Dataset rows:
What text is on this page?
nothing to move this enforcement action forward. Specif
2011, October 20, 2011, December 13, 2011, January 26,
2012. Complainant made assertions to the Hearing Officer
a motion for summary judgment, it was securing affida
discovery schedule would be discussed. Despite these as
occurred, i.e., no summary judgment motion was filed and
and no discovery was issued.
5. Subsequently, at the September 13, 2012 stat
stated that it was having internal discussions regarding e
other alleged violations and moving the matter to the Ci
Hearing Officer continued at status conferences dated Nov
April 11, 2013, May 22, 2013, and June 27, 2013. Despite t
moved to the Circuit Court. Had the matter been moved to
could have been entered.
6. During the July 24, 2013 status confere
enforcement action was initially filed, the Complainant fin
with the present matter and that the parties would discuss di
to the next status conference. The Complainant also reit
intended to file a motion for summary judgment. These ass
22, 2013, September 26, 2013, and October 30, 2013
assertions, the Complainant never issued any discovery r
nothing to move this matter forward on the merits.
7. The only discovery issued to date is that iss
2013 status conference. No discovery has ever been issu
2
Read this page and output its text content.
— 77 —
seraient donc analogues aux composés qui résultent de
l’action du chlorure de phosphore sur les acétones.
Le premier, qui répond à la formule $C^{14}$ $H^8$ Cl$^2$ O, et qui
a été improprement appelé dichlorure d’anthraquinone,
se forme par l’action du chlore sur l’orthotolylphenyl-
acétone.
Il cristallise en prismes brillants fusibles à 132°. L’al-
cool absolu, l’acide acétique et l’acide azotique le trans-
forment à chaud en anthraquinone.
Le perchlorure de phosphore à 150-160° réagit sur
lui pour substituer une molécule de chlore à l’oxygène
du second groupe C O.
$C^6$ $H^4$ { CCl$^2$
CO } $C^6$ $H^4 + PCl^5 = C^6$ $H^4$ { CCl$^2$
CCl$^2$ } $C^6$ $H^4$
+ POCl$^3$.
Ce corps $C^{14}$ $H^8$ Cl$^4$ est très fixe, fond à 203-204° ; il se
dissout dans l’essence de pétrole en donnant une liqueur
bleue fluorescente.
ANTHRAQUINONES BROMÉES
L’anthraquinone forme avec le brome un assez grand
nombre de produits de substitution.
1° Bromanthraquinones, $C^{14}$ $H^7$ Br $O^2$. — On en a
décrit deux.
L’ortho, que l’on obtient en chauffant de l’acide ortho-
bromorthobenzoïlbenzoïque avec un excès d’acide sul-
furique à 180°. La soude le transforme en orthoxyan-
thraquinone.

◆ **Exercise brief**: Look through the entries above; copy each line where the string "phosphore" appears.

◆ **Written solution**:
l’action du chlorure de phosphore sur les acétones.
Le perchlorure de phosphore à 150-160° réagit sur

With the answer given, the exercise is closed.